_What you will do_
Reply with only the number of lines that contain the string "header".
□ □ □ □ □ □ □
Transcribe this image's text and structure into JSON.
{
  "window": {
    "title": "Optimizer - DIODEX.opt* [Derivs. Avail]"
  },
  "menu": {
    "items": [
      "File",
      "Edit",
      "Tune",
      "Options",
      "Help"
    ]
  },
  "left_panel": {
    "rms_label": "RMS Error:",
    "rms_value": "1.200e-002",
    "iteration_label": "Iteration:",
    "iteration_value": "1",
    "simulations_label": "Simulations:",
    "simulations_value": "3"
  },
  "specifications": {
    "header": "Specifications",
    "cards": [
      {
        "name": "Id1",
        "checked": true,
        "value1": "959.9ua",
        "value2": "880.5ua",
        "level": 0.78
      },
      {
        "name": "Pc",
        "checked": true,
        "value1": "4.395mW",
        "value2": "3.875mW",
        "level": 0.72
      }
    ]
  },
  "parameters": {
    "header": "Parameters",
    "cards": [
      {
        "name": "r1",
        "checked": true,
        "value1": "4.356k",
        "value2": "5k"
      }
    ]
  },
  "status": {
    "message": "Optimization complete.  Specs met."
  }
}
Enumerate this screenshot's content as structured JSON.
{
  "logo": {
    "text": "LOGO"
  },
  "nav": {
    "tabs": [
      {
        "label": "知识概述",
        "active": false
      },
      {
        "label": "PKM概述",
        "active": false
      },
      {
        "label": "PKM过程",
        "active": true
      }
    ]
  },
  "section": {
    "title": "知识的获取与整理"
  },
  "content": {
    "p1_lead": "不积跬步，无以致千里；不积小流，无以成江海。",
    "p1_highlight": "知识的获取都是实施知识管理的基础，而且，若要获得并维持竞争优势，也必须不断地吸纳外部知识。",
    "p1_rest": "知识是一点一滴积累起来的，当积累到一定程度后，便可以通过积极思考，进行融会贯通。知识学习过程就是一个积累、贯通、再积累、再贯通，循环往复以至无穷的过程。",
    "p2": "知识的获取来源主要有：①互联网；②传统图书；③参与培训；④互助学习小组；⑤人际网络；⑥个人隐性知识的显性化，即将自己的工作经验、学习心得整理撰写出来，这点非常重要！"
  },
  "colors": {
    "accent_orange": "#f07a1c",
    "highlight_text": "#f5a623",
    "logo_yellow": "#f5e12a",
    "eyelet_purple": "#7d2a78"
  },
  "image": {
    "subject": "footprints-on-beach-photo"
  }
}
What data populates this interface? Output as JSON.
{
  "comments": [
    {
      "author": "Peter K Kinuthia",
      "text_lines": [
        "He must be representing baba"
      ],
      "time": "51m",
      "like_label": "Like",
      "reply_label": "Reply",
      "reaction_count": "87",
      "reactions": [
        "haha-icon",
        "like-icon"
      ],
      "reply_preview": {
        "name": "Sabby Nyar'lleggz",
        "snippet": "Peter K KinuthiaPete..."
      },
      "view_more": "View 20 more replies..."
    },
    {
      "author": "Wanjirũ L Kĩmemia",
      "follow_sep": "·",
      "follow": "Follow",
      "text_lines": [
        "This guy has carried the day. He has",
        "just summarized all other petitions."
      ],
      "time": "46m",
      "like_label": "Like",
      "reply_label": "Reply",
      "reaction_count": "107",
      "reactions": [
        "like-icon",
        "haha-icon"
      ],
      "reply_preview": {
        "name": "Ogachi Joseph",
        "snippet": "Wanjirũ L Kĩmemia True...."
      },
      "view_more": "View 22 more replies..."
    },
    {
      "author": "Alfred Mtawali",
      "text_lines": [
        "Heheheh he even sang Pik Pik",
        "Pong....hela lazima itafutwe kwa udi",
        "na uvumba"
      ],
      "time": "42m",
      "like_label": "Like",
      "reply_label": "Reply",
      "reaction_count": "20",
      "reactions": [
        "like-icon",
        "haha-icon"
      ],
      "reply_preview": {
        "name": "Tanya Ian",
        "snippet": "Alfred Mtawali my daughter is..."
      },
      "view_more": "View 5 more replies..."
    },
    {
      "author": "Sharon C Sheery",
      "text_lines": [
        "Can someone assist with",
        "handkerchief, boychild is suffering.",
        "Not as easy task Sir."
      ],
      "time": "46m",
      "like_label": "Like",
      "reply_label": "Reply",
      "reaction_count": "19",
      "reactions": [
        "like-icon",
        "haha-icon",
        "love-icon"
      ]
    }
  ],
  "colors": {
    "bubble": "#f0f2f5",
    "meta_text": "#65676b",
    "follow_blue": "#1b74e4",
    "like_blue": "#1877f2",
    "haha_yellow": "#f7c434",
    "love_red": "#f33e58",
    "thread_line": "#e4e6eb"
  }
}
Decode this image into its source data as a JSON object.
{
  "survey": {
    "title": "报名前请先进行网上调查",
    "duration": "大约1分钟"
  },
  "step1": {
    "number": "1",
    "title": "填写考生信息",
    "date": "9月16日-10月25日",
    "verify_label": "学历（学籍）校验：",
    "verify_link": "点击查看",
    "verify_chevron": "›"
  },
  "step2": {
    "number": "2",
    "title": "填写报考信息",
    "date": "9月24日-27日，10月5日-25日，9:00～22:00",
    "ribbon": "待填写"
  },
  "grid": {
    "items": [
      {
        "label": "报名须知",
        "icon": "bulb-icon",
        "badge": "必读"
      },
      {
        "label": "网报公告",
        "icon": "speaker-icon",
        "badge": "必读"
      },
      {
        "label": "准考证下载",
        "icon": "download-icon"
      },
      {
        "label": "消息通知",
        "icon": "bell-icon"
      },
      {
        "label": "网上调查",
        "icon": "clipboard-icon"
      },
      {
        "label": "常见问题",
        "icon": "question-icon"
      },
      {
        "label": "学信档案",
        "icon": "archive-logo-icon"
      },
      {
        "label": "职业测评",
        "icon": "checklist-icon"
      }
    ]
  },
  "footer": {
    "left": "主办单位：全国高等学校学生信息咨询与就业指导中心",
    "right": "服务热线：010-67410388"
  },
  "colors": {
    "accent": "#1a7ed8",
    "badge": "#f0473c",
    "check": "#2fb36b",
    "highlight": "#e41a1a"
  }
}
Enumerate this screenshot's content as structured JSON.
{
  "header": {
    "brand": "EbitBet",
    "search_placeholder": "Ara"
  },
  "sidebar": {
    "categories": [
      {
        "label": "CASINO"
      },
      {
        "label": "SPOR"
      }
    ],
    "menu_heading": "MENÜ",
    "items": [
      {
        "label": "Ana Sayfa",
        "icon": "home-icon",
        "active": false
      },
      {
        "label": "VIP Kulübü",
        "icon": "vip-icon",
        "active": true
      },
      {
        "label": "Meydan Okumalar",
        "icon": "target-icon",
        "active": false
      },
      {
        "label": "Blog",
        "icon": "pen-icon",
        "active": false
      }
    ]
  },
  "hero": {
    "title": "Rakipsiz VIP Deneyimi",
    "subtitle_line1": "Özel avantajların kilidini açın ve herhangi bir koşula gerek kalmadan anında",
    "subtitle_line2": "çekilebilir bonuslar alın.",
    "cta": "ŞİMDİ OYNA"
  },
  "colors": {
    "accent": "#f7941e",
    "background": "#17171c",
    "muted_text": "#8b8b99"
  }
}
□ □ □ □ □ □ □
_The reply_
3